» What you are asked to do
Count how many lines contain "IEEE" and reply with that number only.

» Information supplied
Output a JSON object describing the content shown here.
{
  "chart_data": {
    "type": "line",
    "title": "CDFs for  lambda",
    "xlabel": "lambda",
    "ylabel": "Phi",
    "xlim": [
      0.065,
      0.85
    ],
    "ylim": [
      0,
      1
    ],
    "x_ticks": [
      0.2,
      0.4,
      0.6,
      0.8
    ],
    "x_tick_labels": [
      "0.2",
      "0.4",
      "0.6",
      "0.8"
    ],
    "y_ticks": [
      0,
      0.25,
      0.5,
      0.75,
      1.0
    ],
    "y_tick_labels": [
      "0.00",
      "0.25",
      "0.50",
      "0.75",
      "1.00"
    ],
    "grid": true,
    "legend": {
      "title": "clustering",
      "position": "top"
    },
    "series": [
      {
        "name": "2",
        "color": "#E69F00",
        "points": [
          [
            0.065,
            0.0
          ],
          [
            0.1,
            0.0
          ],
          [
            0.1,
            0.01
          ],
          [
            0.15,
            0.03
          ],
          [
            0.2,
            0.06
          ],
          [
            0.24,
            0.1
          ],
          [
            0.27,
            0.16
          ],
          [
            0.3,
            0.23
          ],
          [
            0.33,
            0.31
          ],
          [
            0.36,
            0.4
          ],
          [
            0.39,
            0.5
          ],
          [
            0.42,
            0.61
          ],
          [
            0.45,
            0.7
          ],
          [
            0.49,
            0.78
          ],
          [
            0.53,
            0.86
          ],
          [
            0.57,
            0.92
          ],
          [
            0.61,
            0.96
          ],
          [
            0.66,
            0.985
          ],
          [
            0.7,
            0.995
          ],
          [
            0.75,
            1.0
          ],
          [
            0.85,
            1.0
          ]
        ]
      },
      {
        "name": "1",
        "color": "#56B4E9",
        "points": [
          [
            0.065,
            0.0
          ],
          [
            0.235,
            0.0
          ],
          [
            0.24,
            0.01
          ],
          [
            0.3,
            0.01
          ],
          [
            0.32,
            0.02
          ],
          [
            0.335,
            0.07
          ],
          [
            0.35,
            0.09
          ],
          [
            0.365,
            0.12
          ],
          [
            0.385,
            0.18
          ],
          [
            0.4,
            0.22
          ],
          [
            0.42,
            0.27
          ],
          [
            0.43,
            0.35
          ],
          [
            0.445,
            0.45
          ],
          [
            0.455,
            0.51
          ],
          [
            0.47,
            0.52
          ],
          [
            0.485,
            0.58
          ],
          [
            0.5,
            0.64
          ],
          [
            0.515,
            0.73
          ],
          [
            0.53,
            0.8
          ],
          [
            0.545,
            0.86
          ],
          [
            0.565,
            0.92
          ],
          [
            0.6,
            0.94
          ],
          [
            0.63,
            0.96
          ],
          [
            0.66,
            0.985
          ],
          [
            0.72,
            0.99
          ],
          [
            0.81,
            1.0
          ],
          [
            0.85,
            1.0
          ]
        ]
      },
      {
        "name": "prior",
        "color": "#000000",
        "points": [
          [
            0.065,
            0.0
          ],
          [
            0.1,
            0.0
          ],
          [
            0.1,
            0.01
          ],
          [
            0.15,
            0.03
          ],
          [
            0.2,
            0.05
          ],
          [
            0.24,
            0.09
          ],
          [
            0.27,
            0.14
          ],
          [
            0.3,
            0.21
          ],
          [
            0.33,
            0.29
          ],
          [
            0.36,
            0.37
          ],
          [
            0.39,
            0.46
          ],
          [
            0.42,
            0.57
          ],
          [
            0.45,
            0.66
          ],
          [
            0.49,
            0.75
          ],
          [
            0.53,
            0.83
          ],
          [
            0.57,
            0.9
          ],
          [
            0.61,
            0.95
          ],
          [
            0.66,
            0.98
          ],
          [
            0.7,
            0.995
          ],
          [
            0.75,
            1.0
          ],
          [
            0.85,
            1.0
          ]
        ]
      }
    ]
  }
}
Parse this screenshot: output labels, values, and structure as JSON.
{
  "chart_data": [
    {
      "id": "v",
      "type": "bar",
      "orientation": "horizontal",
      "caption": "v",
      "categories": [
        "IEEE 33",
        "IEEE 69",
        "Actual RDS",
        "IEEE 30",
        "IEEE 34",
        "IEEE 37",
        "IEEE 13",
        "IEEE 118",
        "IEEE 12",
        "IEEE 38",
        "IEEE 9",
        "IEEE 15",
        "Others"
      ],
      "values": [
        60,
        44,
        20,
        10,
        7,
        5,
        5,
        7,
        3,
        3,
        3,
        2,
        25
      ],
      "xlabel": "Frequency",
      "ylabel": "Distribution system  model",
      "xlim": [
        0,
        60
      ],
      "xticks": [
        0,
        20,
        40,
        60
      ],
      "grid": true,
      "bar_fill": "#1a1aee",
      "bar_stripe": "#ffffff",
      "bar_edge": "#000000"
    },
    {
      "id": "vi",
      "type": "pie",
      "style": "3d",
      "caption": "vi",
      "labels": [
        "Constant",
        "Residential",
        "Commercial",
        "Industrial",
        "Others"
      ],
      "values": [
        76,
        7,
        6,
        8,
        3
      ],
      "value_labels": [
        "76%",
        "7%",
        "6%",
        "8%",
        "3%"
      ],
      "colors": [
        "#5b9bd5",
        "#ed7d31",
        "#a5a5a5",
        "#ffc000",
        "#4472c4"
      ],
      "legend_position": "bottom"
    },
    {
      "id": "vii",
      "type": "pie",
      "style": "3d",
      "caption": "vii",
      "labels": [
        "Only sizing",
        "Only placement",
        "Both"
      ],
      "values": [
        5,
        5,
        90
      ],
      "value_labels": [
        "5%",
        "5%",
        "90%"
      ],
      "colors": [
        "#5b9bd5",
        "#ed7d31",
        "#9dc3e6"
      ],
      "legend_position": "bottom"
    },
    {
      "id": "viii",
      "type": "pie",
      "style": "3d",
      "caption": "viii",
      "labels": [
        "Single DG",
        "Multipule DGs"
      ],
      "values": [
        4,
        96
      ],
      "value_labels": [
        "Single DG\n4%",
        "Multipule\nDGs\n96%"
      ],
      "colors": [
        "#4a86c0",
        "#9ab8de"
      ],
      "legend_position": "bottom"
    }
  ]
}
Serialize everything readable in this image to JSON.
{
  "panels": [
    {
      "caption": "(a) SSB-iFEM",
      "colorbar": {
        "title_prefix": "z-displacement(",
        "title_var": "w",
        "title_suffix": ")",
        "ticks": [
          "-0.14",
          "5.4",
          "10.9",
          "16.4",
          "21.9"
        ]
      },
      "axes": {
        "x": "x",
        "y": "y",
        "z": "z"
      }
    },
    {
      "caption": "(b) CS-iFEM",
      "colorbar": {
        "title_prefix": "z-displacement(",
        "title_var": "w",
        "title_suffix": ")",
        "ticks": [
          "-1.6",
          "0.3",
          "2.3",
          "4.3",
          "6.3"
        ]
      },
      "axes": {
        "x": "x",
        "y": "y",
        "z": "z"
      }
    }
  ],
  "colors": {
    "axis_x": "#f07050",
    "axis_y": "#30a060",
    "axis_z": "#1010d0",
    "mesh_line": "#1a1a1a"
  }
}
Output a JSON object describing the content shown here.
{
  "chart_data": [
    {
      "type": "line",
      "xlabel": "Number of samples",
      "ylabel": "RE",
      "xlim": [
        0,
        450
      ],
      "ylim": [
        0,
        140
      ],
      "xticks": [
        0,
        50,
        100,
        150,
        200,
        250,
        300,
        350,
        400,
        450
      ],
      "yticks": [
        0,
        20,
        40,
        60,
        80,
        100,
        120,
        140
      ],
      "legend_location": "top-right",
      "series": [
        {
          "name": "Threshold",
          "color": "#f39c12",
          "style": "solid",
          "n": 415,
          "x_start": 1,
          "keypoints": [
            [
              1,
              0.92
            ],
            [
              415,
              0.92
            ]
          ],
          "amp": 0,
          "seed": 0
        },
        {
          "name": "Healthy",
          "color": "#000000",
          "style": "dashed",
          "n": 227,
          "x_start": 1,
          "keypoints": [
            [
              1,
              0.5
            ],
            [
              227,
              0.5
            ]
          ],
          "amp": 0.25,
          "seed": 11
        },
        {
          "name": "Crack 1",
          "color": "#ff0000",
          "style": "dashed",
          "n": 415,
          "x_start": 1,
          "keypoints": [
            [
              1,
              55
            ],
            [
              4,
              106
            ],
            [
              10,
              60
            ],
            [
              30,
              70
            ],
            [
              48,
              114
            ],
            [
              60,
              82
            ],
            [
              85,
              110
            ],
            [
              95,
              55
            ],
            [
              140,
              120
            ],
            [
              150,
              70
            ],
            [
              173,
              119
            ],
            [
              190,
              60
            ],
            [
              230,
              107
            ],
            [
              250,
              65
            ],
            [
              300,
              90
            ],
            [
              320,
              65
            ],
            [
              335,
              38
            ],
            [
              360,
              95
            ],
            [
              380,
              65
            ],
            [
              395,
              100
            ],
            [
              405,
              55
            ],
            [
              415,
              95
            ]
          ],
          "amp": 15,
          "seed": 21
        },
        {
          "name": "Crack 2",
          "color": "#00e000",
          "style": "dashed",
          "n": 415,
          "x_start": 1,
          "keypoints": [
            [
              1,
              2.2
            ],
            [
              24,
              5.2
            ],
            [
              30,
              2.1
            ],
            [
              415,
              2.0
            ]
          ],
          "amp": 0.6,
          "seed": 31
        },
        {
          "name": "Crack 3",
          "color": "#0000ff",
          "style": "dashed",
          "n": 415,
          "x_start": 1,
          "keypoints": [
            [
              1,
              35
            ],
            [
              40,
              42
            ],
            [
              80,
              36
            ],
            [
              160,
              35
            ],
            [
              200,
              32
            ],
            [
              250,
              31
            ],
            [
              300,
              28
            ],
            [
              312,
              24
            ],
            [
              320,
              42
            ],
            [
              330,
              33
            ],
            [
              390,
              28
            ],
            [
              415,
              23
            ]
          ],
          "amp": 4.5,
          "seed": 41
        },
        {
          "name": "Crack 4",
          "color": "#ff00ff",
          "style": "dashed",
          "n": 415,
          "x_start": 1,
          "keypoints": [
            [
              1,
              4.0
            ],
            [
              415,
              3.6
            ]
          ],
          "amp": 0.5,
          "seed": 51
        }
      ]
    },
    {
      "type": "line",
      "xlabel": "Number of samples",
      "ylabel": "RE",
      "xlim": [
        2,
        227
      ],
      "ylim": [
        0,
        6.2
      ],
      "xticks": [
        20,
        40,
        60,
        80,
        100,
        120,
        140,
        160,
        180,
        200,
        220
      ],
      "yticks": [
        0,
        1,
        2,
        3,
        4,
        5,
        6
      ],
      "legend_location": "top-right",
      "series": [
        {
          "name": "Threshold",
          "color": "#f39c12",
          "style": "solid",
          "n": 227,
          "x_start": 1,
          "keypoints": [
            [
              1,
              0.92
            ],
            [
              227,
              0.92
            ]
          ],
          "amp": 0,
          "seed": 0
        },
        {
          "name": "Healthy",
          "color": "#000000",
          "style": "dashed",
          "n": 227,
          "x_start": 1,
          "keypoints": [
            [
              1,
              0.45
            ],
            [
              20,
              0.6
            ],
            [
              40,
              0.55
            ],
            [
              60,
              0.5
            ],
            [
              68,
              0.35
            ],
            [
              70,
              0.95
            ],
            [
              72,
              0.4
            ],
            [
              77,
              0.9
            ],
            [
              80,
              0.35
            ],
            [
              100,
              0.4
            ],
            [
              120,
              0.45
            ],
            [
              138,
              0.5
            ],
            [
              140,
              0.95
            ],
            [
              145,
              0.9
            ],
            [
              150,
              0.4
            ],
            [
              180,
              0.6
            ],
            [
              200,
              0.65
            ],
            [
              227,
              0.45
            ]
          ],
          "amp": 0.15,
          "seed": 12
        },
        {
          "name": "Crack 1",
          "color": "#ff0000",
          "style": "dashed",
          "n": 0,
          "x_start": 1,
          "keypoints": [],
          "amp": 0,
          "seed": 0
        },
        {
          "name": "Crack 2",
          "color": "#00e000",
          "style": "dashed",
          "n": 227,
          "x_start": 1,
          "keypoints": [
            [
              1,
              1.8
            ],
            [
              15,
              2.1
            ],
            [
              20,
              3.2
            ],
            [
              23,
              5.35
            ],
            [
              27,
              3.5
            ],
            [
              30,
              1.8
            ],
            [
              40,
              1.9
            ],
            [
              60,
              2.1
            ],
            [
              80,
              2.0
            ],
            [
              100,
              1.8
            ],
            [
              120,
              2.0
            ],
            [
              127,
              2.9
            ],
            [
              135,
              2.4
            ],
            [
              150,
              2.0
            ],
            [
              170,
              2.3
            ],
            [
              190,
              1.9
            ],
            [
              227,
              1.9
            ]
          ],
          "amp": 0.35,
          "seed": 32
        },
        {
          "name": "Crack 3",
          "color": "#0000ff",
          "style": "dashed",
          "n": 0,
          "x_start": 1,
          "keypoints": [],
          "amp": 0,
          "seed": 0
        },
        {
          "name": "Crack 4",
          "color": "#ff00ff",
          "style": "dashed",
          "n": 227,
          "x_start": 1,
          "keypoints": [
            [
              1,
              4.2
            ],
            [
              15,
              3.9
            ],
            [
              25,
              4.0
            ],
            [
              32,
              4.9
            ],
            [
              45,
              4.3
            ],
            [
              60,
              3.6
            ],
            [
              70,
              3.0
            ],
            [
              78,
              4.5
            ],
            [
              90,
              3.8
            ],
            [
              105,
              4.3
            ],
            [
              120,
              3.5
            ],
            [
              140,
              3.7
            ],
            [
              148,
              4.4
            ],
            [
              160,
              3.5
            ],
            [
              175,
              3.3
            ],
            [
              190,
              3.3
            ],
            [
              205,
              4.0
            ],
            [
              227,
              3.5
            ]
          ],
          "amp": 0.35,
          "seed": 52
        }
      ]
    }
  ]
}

» Worked solution
11